## What you need to do
Find the lines that contain the word "image" and copy each one.

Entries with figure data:
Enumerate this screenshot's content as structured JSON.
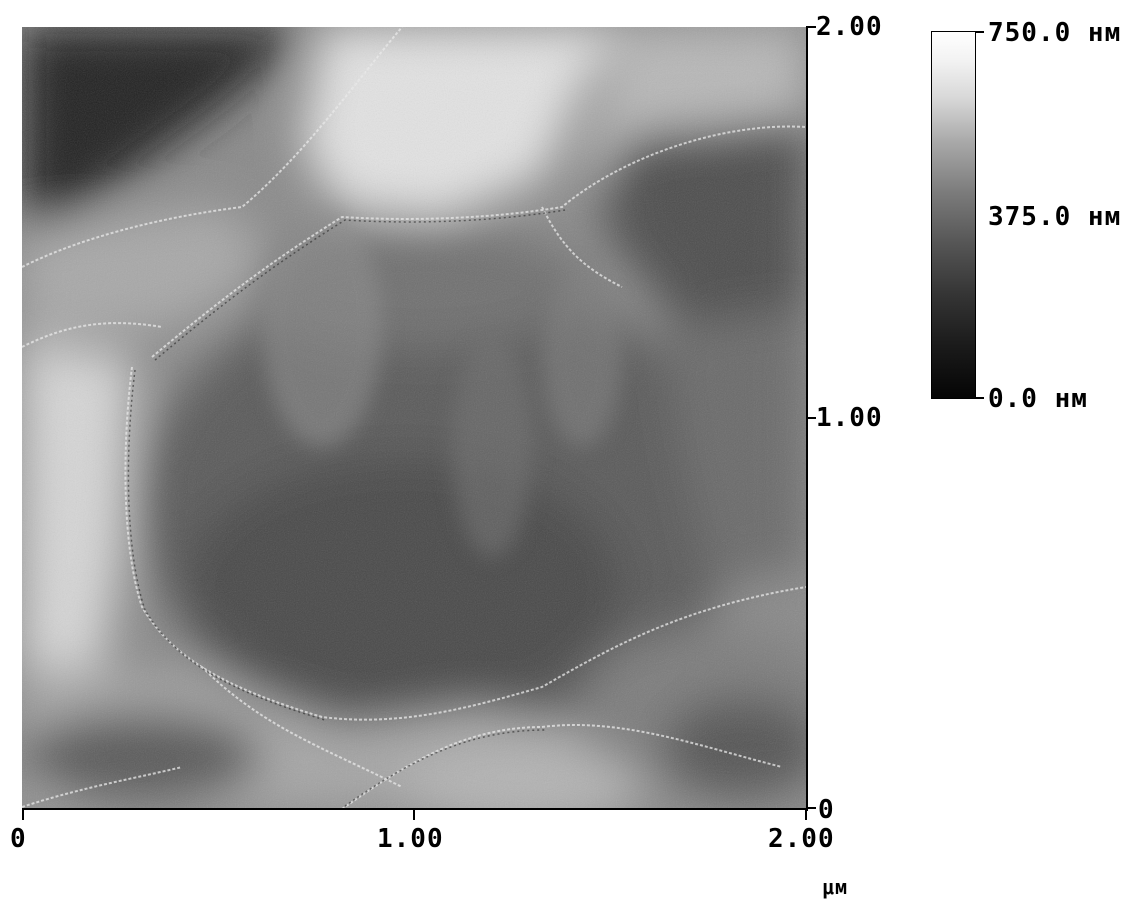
{
  "image": {
    "description_icon": "afm-topography-image",
    "colormap": [
      "#000000",
      "#ffffff"
    ]
  },
  "y_axis": {
    "ticks": [
      "2.00",
      "1.00",
      "0"
    ]
  },
  "x_axis": {
    "ticks": [
      "0",
      "1.00",
      "2.00"
    ],
    "unit": "μм"
  },
  "colorbar": {
    "max_label": "750.0 нм",
    "mid_label": "375.0 нм",
    "min_label": "0.0 нм"
  }
}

## Task response
  "image": {
    "description_icon": "afm-topography-image",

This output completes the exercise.